Prompt: Return each line of the records with nothing changed, pictures excepted.

Data in this exercise:
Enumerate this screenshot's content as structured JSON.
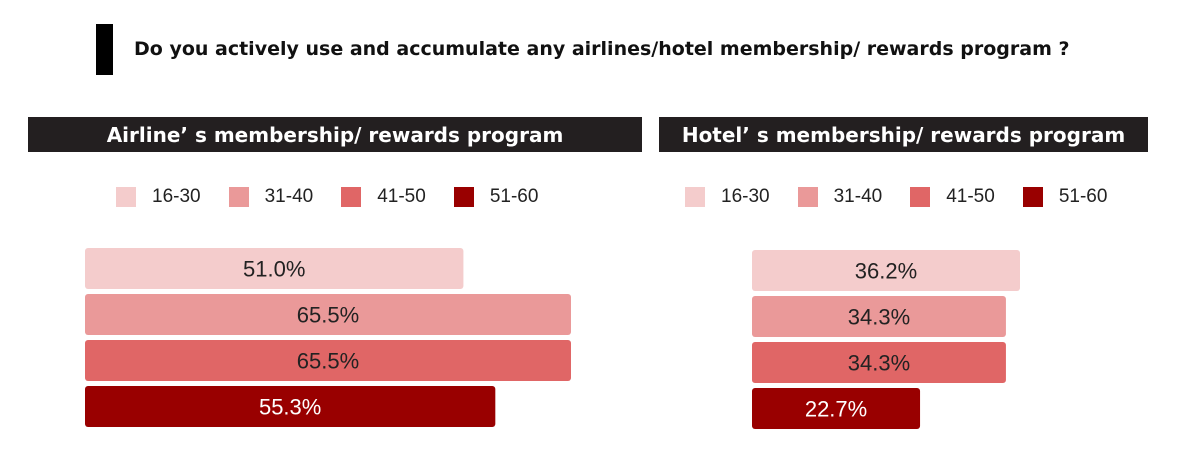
{
  "question": "Do you actively use and accumulate any airlines/hotel membership/ rewards program ?",
  "colors": {
    "16-30": "#f4cccc",
    "31-40": "#ea9999",
    "41-50": "#e06666",
    "51-60": "#990000",
    "header_bg": "#231f20"
  },
  "chart_data": [
    {
      "type": "bar",
      "orientation": "horizontal",
      "title": "Airline’ s membership/ rewards program",
      "legend": {
        "position": "top",
        "entries": [
          "16-30",
          "31-40",
          "41-50",
          "51-60"
        ]
      },
      "categories": [
        "16-30",
        "31-40",
        "41-50",
        "51-60"
      ],
      "values": [
        51.0,
        65.5,
        65.5,
        55.3
      ],
      "labels": [
        "51.0%",
        "65.5%",
        "65.5%",
        "55.3%"
      ],
      "xlim": [
        0,
        65.5
      ],
      "grid": false
    },
    {
      "type": "bar",
      "orientation": "horizontal",
      "title": "Hotel’ s membership/ rewards program",
      "legend": {
        "position": "top",
        "entries": [
          "16-30",
          "31-40",
          "41-50",
          "51-60"
        ]
      },
      "categories": [
        "16-30",
        "31-40",
        "41-50",
        "51-60"
      ],
      "values": [
        36.2,
        34.3,
        34.3,
        22.7
      ],
      "labels": [
        "36.2%",
        "34.3%",
        "34.3%",
        "22.7%"
      ],
      "xlim": [
        0,
        36.2
      ],
      "grid": false
    }
  ]
}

Result:
Enumerate this screenshot's content as structured JSON.
{
  "question": "Do you actively use and accumulate any airlines/hotel membership/ rewards program ?",
  "colors": {
    "16-30": "#f4cccc",
    "31-40": "#ea9999",
    "41-50": "#e06666",
    "51-60": "#990000",
    "header_bg": "#231f20"
  },
  "chart_data": [
    {
      "type": "bar",
      "orientation": "horizontal",
      "title": "Airline’ s membership/ rewards program",
      "legend": {
        "position": "top",
        "entries": [
          "16-30",
          "31-40",
          "41-50",
          "51-60"
        ]
      },
      "categories": [
        "16-30",
        "31-40",
        "41-50",
        "51-60"
      ],
      "values": [
        51.0,
        65.5,
        65.5,
        55.3
      ],
      "labels": [
        "51.0%",
        "65.5%",
        "65.5%",
        "55.3%"
      ],
      "xlim": [
        0,
        65.5
      ],
      "grid": false
    },
    {
      "type": "bar",
      "orientation": "horizontal",
      "title": "Hotel’ s membership/ rewards program",
      "legend": {
        "position": "top",
        "entries": [
          "16-30",
          "31-40",
          "41-50",
          "51-60"
        ]
      },
      "categories": [
        "16-30",
        "31-40",
        "41-50",
        "51-60"
      ],
      "values": [
        36.2,
        34.3,
        34.3,
        22.7
      ],
      "labels": [
        "36.2%",
        "34.3%",
        "34.3%",
        "22.7%"
      ],
      "xlim": [
        0,
        36.2
      ],
      "grid": false
    }
  ]
}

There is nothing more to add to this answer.